JOB:
Pick out every row below that contains the string "вспом", matching case exactly, and copy each of those rows in full.

Listings of boxed layout items:
┌──
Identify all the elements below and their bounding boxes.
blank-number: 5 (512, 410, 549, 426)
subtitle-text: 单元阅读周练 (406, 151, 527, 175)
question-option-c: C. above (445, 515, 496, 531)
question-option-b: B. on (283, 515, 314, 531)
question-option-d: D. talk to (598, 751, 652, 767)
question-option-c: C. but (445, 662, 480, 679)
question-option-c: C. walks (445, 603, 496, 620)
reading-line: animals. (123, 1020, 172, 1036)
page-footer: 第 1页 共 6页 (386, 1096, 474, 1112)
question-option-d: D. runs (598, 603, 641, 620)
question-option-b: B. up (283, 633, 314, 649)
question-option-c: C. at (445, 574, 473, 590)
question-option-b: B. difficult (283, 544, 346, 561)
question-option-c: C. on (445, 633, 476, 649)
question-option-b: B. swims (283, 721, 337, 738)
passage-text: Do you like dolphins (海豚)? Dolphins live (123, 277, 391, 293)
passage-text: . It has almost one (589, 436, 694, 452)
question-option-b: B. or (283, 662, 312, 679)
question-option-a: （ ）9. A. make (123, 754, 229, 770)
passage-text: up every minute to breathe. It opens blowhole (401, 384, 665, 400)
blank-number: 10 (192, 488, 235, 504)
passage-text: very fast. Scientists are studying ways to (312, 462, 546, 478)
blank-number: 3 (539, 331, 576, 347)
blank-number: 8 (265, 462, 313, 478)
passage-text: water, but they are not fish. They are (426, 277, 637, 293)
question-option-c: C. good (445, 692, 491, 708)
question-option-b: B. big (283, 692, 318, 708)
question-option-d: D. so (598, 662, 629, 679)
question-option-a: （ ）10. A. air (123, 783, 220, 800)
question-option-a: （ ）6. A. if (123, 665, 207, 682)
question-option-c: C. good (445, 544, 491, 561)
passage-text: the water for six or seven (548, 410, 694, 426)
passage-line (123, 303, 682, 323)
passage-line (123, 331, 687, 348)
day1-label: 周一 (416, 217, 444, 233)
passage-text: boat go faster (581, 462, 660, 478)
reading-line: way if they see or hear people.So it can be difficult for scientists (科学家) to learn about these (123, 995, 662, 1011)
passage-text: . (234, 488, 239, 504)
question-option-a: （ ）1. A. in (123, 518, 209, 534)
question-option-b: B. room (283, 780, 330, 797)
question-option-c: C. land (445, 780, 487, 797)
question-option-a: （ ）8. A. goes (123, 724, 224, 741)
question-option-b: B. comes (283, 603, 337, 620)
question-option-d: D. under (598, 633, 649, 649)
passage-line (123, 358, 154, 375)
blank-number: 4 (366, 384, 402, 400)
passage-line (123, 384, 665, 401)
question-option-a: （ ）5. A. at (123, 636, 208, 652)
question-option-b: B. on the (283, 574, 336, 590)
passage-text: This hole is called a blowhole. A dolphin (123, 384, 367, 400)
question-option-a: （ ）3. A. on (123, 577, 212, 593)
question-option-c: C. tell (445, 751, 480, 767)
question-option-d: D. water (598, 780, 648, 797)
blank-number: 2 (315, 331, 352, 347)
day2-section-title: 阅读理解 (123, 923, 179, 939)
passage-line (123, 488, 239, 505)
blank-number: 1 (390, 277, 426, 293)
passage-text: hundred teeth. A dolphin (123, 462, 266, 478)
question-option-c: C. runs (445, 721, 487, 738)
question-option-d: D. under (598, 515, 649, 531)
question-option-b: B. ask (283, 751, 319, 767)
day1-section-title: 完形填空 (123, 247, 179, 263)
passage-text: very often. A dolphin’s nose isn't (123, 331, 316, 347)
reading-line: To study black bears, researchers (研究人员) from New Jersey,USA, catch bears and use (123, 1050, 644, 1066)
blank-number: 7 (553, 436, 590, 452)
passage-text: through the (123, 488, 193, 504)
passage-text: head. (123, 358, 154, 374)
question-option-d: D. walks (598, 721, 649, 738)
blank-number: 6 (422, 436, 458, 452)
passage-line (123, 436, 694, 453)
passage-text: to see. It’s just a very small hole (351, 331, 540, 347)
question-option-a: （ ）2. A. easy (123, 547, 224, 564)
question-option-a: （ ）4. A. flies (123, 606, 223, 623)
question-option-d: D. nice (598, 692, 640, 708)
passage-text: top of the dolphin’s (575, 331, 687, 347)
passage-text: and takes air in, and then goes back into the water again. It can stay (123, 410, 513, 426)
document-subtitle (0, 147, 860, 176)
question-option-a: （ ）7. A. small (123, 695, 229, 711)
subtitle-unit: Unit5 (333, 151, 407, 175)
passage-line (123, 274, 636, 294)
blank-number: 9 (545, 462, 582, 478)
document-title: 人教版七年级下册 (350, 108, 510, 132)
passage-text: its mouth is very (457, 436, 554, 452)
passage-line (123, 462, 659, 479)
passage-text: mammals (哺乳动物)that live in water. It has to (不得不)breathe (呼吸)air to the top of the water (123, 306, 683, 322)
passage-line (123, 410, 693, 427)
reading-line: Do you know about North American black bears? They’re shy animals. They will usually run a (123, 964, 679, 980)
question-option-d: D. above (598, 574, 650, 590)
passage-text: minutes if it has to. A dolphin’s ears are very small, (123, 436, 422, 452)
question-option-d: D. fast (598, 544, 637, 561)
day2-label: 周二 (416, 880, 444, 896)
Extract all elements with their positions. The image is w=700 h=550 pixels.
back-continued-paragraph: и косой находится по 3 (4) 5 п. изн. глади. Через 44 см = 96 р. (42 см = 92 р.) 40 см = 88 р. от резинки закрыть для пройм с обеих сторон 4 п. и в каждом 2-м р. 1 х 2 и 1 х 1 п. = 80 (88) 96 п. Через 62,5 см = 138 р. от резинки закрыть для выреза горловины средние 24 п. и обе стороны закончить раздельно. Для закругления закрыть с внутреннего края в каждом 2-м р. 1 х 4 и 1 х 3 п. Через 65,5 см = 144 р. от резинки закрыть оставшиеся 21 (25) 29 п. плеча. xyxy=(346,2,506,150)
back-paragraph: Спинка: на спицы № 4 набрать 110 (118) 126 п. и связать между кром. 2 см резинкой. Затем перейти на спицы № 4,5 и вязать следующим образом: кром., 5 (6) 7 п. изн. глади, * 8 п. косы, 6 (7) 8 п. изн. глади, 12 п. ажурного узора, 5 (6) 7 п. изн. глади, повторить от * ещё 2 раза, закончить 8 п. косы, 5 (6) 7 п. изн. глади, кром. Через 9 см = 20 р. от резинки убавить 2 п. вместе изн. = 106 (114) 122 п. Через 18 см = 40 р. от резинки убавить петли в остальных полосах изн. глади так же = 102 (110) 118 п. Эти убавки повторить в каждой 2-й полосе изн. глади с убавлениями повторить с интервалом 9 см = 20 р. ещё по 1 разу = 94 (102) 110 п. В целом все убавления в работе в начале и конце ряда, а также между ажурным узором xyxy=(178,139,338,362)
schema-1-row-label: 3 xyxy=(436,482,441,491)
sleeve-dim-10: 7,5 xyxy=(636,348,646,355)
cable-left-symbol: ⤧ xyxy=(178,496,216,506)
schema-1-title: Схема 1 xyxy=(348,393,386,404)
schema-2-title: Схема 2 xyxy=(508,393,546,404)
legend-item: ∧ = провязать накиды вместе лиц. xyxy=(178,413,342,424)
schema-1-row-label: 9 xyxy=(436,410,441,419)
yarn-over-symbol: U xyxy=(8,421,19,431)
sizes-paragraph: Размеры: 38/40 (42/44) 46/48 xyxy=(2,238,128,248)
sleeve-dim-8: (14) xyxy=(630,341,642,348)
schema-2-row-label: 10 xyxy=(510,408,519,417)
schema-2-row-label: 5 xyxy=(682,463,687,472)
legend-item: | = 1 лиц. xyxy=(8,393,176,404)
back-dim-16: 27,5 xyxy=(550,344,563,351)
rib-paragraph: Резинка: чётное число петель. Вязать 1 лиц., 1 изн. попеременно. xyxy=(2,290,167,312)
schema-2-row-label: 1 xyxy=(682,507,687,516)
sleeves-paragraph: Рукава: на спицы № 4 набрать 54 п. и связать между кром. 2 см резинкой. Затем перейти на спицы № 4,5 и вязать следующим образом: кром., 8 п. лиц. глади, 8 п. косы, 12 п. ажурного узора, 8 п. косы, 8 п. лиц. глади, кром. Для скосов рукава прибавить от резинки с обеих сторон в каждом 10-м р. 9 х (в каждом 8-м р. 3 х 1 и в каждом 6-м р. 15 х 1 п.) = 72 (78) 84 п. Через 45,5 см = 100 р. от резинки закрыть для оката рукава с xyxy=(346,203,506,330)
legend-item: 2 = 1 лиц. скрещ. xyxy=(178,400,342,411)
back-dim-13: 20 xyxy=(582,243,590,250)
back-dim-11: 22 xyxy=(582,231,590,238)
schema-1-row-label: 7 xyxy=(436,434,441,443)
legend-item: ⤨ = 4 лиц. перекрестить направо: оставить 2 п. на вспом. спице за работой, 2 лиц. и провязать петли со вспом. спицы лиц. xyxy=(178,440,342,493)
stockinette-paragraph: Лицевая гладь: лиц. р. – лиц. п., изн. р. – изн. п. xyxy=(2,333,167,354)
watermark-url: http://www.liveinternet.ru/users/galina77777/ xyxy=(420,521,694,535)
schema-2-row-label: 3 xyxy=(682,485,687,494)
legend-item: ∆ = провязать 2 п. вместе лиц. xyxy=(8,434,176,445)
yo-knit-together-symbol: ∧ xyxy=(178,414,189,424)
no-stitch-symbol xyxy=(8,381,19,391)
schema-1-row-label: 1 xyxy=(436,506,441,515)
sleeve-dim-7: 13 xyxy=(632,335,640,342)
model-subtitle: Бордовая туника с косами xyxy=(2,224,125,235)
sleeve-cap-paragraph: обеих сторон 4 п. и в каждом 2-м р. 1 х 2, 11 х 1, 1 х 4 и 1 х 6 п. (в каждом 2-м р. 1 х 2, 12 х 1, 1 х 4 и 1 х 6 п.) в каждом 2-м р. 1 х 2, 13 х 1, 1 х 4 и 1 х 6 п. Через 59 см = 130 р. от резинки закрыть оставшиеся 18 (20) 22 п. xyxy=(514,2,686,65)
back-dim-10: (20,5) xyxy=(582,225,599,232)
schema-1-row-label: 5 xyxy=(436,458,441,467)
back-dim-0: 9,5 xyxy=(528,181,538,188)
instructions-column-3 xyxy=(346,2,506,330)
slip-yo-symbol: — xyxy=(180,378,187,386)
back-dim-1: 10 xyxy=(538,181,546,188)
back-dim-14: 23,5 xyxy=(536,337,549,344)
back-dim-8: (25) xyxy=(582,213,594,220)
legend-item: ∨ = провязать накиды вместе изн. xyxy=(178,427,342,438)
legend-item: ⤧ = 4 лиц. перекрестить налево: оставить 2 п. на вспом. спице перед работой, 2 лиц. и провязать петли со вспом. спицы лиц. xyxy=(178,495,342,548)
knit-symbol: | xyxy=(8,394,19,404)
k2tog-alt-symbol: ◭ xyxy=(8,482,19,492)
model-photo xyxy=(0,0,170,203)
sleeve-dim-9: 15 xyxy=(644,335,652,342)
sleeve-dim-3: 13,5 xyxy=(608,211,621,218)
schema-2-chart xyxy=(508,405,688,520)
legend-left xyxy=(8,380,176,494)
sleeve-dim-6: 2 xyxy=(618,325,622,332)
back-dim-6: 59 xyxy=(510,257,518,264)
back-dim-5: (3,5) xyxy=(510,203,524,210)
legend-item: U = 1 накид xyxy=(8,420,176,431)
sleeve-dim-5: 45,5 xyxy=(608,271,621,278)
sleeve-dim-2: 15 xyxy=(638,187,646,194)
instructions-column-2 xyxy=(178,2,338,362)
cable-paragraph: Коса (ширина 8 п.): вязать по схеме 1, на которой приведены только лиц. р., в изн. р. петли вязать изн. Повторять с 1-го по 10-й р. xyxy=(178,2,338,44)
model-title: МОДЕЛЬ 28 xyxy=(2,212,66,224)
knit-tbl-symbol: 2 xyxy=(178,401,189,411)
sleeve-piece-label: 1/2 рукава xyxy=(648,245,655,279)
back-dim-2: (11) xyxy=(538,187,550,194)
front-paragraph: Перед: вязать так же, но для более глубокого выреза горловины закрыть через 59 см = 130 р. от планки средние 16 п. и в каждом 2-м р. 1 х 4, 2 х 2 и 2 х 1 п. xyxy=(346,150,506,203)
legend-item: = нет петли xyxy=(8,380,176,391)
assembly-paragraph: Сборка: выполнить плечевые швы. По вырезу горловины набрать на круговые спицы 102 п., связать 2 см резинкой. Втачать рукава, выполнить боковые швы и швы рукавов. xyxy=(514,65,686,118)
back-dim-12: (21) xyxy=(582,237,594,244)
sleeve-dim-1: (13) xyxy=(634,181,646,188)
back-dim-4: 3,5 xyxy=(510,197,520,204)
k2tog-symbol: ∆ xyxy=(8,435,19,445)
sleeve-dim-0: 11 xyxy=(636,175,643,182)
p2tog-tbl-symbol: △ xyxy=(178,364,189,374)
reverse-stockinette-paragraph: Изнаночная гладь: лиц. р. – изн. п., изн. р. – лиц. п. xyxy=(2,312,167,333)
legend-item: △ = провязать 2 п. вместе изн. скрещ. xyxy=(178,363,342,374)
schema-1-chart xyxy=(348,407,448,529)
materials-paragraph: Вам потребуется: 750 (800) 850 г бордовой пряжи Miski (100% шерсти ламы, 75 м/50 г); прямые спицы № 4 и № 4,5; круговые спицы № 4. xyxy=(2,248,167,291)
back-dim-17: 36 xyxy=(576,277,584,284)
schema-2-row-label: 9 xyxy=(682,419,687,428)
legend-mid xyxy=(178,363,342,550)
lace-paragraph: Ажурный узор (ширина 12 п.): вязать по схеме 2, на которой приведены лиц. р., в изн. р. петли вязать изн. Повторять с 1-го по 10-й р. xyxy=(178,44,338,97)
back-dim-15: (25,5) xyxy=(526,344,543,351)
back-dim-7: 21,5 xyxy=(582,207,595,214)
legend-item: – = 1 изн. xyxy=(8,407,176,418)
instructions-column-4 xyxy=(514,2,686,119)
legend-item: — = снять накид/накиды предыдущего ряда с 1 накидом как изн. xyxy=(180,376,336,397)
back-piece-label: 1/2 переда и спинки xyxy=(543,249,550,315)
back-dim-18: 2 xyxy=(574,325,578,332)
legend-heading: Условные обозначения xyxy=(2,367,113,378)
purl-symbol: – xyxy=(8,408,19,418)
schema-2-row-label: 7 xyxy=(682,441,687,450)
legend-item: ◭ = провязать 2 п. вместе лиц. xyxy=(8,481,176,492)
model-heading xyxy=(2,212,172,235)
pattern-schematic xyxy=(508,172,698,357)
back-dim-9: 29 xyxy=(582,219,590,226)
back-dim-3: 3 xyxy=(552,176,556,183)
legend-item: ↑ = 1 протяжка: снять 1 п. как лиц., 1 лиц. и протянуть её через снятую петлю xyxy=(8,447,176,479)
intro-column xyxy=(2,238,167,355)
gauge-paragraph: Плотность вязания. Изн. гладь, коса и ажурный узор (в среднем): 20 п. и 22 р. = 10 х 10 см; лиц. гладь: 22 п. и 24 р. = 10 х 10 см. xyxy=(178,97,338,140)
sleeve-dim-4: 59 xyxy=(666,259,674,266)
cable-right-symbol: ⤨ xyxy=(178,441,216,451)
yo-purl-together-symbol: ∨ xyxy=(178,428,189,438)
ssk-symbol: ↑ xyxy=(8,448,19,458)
└──
SOLUTION TO THIS EXERCISE:
legend-item: ⤨ = 4 лиц. перекрестить направо: оставить 2 п. на вспом. спице за работой, 2 лиц. и провязать петли со вспом. спицы лиц. xyxy=(178,440,342,493)
legend-item: ⤧ = 4 лиц. перекрестить налево: оставить 2 п. на вспом. спице перед работой, 2 лиц. и провязать петли со вспом. спицы лиц. xyxy=(178,495,342,548)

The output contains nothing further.